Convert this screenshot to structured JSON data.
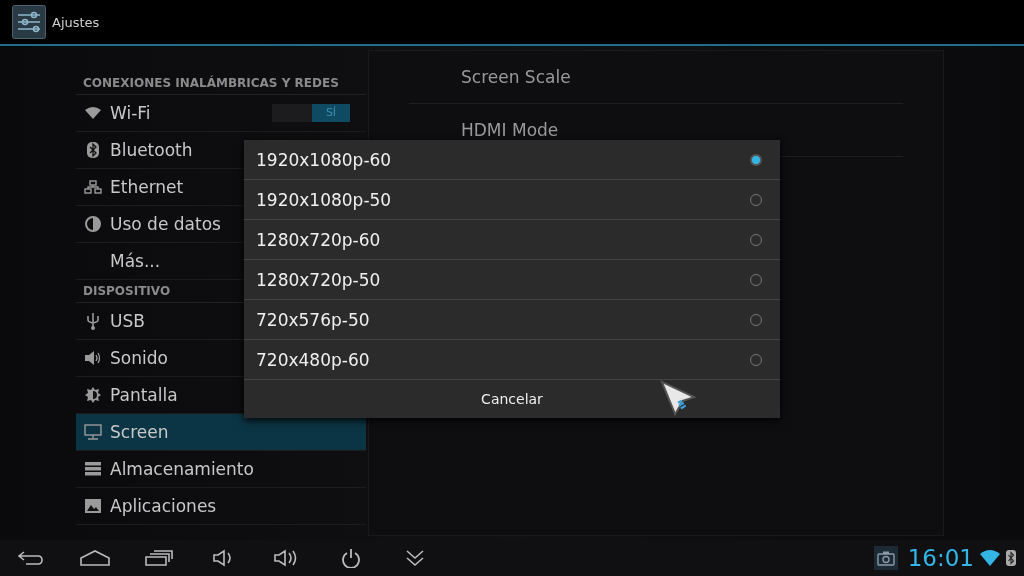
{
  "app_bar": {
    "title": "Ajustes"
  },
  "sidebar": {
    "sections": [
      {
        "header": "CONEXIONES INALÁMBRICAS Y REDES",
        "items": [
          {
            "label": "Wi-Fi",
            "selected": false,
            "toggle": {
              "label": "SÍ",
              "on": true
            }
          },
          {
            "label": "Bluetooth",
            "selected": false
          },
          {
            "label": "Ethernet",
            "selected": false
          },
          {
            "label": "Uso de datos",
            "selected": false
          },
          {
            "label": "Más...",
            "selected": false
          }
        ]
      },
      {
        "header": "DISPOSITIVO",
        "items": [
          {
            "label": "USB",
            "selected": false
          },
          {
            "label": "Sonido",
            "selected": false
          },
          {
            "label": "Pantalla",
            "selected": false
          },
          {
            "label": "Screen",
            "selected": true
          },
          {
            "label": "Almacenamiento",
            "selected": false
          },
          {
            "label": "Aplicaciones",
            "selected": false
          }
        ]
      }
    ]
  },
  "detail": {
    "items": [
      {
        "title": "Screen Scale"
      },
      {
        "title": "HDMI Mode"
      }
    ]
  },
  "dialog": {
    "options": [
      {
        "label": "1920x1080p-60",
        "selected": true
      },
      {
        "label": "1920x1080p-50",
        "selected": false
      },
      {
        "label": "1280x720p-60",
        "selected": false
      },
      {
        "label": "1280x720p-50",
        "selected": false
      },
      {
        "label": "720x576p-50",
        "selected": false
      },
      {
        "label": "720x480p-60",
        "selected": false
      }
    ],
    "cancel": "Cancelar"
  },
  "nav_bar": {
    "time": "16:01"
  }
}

## Set task
Find how many lines in the listing hold "header", and reply with that number only.

## Response to the task
2